▶ [WHAT THE TASK REQUIRES]:
State how many lines of the entries below hold the word "tissues"; reply with nothing but the number.

— Start AVAILABLE DATA —

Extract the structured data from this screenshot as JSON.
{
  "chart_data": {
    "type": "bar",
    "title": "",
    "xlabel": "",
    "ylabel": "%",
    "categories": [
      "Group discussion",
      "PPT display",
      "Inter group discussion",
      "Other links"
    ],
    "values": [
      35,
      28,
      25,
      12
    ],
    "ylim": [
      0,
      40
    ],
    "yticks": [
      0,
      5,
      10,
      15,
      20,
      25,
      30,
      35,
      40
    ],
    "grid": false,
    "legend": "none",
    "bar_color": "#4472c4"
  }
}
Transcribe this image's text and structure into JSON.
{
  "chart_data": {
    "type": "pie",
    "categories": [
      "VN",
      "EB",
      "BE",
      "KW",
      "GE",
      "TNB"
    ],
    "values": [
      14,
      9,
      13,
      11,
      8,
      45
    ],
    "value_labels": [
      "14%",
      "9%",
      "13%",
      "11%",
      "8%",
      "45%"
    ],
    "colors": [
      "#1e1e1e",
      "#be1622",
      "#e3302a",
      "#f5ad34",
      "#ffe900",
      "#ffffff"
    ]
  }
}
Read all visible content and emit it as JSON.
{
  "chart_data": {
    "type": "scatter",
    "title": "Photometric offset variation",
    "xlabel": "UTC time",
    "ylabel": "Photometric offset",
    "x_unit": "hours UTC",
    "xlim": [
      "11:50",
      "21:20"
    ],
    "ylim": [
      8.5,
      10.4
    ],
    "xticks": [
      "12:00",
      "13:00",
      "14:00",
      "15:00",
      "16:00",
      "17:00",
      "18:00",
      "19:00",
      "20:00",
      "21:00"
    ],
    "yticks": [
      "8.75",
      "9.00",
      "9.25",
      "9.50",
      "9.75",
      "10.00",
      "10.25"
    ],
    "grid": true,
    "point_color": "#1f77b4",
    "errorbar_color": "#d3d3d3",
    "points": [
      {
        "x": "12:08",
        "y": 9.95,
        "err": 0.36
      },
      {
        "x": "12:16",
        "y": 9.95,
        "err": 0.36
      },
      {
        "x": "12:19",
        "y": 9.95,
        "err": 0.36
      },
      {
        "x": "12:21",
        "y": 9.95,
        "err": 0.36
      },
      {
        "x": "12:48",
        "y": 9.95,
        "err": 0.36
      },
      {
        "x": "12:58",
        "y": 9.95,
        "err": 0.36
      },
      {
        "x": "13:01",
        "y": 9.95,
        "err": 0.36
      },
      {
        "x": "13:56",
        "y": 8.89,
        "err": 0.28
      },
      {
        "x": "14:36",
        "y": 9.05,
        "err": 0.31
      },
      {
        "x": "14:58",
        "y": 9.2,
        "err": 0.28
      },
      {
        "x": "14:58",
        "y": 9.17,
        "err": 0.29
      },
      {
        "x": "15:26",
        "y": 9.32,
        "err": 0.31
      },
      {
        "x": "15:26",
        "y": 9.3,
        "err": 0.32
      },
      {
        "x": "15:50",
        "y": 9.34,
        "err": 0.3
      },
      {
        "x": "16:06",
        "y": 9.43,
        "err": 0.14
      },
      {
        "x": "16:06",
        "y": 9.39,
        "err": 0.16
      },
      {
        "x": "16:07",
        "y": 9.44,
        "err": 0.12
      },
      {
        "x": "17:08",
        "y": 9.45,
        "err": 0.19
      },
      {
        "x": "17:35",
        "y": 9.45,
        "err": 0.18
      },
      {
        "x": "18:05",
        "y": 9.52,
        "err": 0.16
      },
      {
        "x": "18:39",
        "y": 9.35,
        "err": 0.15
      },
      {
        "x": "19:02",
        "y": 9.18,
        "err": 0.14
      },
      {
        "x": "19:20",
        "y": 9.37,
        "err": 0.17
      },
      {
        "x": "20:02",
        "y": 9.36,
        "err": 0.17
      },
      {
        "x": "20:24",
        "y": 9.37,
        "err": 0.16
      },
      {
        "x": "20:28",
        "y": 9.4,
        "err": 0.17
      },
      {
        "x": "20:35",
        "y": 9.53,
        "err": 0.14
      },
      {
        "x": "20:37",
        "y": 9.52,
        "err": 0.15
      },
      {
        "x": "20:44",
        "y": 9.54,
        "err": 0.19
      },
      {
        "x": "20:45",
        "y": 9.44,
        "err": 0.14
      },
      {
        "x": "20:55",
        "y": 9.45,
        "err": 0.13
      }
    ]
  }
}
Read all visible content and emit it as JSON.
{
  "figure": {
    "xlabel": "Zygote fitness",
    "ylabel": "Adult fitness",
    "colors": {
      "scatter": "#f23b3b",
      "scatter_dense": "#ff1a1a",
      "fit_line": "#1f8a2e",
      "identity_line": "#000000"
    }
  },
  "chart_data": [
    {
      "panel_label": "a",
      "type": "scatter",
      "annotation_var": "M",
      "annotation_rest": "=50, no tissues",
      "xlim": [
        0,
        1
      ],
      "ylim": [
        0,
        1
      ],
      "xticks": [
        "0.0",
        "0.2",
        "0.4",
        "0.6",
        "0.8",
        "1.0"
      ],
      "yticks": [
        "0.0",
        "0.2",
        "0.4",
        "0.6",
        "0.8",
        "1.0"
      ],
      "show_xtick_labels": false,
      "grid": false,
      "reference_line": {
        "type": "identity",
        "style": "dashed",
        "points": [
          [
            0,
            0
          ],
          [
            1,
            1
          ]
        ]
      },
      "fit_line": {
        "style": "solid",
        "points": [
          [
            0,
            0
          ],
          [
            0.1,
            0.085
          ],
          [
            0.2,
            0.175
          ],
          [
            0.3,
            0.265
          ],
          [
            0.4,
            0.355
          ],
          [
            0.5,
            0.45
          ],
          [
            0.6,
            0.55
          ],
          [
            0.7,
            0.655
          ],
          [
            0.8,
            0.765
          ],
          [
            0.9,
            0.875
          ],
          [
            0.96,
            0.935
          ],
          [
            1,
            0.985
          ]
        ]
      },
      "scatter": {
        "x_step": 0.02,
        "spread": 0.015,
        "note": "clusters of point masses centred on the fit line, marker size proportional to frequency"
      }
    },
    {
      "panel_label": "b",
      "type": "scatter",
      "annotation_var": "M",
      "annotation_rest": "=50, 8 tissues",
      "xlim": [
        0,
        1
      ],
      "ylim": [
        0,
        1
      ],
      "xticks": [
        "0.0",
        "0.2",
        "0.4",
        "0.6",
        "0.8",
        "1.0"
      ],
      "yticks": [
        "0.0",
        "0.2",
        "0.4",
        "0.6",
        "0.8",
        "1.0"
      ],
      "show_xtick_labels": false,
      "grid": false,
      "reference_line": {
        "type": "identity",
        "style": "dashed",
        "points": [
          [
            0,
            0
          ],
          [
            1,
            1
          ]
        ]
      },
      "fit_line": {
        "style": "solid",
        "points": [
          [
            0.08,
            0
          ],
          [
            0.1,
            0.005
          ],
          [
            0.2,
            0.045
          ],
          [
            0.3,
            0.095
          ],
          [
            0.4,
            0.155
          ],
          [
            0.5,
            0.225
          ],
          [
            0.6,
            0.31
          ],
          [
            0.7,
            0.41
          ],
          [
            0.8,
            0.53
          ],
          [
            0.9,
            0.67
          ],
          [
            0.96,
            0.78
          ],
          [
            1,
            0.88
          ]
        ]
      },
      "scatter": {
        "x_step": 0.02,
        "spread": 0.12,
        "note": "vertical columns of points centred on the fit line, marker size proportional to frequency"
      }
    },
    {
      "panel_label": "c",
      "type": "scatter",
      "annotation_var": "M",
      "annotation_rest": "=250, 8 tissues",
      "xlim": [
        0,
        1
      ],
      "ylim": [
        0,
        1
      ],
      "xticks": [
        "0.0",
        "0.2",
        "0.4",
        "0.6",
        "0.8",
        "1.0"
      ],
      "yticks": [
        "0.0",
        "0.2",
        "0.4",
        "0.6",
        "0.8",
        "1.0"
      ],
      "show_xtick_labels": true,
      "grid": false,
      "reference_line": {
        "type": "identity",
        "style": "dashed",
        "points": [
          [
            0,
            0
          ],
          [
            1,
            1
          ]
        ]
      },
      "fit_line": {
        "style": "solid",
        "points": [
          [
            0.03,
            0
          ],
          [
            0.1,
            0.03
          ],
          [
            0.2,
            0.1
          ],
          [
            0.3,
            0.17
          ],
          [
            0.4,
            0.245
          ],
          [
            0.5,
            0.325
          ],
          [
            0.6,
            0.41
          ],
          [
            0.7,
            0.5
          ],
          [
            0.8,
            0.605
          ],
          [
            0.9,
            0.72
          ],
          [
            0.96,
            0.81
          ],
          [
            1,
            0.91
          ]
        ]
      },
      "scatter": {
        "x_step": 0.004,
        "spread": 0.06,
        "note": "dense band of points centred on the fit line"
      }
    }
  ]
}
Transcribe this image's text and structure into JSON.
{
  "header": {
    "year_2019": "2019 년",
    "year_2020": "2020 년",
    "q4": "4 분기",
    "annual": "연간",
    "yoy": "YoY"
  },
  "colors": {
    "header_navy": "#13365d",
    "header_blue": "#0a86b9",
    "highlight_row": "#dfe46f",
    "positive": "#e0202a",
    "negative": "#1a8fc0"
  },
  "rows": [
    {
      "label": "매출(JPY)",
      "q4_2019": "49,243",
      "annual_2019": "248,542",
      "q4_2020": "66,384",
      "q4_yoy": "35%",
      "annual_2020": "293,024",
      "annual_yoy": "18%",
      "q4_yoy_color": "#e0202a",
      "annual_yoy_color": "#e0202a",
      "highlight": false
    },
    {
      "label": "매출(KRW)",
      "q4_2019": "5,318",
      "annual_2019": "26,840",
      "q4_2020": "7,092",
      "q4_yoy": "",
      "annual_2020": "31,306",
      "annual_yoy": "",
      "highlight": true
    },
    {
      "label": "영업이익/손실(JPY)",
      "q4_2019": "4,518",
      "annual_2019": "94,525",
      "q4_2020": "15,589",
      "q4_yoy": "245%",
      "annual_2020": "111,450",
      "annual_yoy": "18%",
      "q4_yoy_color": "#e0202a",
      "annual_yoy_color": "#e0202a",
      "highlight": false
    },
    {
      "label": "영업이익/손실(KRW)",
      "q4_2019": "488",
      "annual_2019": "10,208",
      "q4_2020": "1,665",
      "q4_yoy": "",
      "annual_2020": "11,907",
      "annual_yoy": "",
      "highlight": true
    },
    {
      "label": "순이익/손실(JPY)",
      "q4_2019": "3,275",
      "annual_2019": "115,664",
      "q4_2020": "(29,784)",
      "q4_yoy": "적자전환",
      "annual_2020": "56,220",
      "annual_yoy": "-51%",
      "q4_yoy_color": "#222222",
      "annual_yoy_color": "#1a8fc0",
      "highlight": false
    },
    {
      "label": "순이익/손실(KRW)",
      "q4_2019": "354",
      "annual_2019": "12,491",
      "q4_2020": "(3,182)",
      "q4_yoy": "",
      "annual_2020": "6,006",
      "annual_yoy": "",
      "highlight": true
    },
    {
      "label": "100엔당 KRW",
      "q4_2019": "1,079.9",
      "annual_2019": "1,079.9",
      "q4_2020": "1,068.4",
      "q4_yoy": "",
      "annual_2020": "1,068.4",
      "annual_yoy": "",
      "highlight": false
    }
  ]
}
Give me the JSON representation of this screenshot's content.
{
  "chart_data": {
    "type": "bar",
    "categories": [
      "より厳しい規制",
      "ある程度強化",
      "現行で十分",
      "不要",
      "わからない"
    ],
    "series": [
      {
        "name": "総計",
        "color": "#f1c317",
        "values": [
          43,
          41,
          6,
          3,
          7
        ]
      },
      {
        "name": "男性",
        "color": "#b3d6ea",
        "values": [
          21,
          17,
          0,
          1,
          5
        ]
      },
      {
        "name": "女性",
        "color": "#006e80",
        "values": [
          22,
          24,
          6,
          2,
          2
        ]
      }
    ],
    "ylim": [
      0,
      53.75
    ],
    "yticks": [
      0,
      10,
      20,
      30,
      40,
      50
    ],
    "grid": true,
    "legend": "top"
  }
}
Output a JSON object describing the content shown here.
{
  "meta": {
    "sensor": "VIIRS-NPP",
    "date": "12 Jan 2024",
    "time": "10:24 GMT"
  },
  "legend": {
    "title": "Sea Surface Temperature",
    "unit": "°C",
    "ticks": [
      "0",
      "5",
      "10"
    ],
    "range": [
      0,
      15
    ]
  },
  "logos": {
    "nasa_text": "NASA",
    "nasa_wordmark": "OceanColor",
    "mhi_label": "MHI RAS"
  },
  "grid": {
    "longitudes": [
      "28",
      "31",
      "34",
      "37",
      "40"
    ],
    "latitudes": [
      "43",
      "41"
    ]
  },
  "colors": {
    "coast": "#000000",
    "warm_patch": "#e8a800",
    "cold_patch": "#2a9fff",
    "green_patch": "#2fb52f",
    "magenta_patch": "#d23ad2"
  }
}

— End AVAILABLE DATA —

▶ [OUTPUT]:
3